**The problem**:
Extract, exactly as written, all lines of the material below from the line that includes "What data populates" through its last line.
------------------------------------
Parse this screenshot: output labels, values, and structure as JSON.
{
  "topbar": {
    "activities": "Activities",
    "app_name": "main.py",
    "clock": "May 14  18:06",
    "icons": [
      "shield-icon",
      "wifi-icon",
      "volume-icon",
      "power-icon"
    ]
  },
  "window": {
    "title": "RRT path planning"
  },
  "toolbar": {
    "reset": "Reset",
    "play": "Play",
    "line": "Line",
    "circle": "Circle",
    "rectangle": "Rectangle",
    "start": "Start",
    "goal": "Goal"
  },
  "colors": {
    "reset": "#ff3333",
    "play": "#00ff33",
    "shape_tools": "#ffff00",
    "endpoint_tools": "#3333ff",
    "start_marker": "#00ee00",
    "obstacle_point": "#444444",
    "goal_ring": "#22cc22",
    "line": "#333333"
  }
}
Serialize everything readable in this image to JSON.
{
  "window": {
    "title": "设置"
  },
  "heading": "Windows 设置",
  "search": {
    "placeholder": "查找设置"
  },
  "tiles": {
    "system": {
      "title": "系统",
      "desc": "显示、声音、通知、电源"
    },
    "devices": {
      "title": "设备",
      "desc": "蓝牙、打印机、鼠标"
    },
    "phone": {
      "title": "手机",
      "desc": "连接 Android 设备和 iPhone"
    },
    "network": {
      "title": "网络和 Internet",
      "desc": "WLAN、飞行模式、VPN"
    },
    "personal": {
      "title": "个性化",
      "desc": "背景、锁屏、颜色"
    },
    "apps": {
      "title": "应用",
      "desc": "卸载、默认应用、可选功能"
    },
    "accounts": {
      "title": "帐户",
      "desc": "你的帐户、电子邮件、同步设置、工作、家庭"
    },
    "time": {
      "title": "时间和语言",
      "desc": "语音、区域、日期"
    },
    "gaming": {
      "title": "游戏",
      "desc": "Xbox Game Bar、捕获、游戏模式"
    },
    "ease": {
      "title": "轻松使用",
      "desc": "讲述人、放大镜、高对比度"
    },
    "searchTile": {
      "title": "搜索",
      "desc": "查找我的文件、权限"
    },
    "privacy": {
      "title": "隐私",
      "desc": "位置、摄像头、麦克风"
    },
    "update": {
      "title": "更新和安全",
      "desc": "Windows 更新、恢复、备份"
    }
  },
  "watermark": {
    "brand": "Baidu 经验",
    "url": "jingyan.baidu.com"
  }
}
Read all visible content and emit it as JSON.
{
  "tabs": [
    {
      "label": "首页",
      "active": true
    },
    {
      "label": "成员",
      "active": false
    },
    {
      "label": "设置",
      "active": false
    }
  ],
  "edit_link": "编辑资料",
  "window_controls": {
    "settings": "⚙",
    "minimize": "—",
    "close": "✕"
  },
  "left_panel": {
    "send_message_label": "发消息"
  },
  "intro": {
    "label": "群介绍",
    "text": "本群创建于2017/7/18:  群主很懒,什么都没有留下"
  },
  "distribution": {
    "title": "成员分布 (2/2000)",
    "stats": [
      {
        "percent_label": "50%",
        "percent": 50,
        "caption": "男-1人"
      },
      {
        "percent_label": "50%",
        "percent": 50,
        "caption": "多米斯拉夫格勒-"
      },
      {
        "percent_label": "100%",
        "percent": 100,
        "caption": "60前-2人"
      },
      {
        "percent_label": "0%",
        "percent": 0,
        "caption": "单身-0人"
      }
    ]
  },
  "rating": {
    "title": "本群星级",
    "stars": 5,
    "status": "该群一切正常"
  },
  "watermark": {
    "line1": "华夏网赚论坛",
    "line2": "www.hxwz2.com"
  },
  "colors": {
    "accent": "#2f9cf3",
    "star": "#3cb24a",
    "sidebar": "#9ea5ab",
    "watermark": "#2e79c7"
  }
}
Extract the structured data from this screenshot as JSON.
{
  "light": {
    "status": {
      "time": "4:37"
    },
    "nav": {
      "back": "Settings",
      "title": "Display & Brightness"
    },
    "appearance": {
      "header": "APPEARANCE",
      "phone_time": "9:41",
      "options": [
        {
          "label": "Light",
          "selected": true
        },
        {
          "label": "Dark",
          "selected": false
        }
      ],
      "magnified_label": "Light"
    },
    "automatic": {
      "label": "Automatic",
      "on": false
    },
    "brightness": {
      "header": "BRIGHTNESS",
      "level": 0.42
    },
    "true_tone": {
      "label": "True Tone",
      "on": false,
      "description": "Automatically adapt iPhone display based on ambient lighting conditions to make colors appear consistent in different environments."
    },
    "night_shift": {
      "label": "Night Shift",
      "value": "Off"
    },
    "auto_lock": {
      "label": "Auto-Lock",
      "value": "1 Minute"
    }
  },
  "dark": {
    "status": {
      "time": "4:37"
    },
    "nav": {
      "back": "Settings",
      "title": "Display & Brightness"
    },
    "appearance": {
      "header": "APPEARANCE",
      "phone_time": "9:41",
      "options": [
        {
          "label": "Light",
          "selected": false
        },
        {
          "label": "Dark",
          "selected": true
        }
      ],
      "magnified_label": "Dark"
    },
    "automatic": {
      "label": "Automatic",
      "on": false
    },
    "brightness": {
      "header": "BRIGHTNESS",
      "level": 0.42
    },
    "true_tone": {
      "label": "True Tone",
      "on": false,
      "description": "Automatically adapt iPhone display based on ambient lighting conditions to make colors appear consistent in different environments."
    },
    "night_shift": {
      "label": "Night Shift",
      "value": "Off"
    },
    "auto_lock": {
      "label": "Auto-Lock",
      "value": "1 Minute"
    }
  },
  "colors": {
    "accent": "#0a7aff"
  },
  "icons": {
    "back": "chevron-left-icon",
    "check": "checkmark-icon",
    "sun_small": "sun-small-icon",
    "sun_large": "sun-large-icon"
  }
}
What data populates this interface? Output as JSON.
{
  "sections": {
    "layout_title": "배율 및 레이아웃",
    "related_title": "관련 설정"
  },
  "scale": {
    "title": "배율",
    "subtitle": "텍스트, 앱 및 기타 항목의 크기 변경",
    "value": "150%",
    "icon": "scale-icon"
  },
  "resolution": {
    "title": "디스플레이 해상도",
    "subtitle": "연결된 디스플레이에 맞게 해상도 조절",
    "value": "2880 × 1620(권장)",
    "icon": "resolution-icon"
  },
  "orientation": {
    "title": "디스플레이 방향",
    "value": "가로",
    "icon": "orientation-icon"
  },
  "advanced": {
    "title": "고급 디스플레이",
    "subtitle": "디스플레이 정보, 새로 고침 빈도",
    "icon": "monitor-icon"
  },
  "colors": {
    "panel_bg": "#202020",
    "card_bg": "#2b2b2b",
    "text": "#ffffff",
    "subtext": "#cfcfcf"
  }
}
------------------------------------
**Task result**:
What data populates this interface? Output as JSON.
{
  "sections": {
    "layout_title": "배율 및 레이아웃",
    "related_title": "관련 설정"
  },
  "scale": {
    "title": "배율",
    "subtitle": "텍스트, 앱 및 기타 항목의 크기 변경",
    "value": "150%",
    "icon": "scale-icon"
  },
  "resolution": {
    "title": "디스플레이 해상도",
    "subtitle": "연결된 디스플레이에 맞게 해상도 조절",
    "value": "2880 × 1620(권장)",
    "icon": "resolution-icon"
  },
  "orientation": {
    "title": "디스플레이 방향",
    "value": "가로",
    "icon": "orientation-icon"
  },
  "advanced": {
    "title": "고급 디스플레이",
    "subtitle": "디스플레이 정보, 새로 고침 빈도",
    "icon": "monitor-icon"
  },
  "colors": {
    "panel_bg": "#202020",
    "card_bg": "#2b2b2b",
    "text": "#ffffff",
    "subtext": "#cfcfcf"
  }
}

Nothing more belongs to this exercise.